Data entries -
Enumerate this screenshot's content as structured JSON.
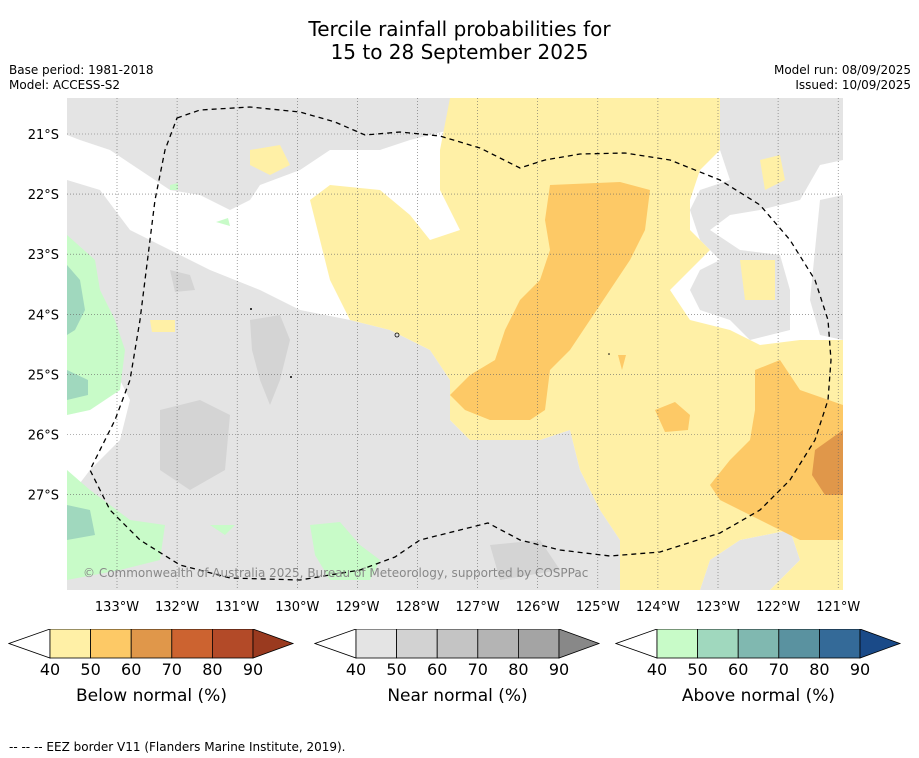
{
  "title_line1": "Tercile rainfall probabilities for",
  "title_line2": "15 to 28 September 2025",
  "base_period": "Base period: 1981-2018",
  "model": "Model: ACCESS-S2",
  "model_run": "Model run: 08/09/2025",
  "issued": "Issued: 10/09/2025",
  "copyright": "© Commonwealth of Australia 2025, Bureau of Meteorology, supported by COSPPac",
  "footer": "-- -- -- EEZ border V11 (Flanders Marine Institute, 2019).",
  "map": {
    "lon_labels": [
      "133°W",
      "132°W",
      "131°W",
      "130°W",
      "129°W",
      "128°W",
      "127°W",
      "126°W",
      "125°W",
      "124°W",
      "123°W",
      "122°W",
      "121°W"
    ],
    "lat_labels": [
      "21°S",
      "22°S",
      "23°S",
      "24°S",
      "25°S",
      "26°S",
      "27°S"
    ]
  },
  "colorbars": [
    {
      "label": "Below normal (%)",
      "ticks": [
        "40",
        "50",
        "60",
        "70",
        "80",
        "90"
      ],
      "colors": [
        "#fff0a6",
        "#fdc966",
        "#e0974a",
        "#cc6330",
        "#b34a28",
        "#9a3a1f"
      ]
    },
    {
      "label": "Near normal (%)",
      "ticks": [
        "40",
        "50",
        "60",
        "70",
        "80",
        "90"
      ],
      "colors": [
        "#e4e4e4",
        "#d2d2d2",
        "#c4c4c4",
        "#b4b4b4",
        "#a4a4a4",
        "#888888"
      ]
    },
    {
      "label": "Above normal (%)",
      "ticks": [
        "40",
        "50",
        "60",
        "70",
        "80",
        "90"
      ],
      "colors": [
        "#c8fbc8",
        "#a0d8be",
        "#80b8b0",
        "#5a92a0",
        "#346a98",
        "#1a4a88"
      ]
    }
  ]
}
--
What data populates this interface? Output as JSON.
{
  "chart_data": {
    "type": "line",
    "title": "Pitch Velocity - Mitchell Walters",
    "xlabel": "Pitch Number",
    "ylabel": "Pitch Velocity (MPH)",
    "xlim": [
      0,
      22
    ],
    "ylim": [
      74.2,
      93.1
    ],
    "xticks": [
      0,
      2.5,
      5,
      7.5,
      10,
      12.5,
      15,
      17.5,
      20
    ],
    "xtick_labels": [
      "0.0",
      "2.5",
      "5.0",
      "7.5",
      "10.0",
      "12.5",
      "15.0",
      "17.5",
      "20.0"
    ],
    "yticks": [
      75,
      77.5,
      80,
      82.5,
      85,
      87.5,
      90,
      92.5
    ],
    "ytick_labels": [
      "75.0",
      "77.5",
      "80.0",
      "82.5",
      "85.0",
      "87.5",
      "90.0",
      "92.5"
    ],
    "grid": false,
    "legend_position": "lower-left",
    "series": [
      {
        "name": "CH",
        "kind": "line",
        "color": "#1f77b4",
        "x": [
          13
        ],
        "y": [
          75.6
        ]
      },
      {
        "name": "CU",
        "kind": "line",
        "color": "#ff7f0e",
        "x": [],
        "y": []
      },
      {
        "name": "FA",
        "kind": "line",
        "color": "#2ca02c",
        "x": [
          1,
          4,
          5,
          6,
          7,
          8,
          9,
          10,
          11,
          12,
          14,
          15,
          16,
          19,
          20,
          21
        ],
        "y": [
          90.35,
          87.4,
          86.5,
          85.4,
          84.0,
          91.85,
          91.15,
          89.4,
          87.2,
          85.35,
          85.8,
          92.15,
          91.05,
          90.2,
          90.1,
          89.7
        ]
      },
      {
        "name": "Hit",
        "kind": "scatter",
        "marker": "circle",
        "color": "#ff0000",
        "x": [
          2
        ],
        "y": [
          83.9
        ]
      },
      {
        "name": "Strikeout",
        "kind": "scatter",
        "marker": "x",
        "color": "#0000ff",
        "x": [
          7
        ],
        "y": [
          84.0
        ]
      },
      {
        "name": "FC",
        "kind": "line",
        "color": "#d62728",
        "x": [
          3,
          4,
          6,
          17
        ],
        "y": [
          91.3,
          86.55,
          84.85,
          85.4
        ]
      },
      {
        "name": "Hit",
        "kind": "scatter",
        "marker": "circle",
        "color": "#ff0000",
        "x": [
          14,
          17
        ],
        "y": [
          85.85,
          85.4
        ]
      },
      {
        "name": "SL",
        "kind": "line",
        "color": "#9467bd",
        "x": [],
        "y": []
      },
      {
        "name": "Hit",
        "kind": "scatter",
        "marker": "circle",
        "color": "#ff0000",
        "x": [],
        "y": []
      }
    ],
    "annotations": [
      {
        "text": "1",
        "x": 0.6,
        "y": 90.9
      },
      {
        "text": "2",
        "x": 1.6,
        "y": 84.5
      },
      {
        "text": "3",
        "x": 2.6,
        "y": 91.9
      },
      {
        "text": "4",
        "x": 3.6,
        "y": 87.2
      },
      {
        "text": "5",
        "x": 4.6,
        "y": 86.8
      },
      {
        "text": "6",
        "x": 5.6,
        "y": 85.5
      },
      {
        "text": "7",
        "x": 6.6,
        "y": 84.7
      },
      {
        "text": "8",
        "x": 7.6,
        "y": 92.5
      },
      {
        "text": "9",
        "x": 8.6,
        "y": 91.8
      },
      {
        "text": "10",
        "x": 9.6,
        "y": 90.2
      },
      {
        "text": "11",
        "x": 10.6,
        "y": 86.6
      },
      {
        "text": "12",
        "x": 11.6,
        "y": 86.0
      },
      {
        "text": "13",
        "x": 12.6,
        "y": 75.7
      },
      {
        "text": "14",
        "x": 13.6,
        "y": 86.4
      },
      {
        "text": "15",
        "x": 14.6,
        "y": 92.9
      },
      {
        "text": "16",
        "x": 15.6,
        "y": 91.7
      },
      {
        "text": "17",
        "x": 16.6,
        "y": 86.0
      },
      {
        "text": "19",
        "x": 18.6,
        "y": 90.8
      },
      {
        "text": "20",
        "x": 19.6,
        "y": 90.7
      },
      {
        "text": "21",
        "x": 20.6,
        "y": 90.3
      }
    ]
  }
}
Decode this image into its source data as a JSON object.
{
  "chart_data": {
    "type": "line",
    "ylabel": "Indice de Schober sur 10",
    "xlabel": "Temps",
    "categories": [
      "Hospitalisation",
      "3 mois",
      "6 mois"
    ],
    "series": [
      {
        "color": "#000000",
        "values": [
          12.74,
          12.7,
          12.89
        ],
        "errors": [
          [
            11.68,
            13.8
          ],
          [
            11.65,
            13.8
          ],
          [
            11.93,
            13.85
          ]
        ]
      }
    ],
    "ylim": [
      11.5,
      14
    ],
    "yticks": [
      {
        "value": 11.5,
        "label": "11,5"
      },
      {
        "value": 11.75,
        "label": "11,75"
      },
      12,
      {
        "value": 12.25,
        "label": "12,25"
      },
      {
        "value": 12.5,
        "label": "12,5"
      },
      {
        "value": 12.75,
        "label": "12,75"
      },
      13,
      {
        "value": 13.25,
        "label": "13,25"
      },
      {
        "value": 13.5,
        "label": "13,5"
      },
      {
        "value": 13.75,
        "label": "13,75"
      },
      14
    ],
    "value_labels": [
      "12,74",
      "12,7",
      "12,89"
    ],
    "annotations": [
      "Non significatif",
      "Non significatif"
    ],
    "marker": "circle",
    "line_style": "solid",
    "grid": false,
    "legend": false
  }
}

Instruction - Copy, from the material, each line that holds the string "Velocity".

Task answer -
    "title": "Pitch Velocity - Mitchell Walters",
    "ylabel": "Pitch Velocity (MPH)",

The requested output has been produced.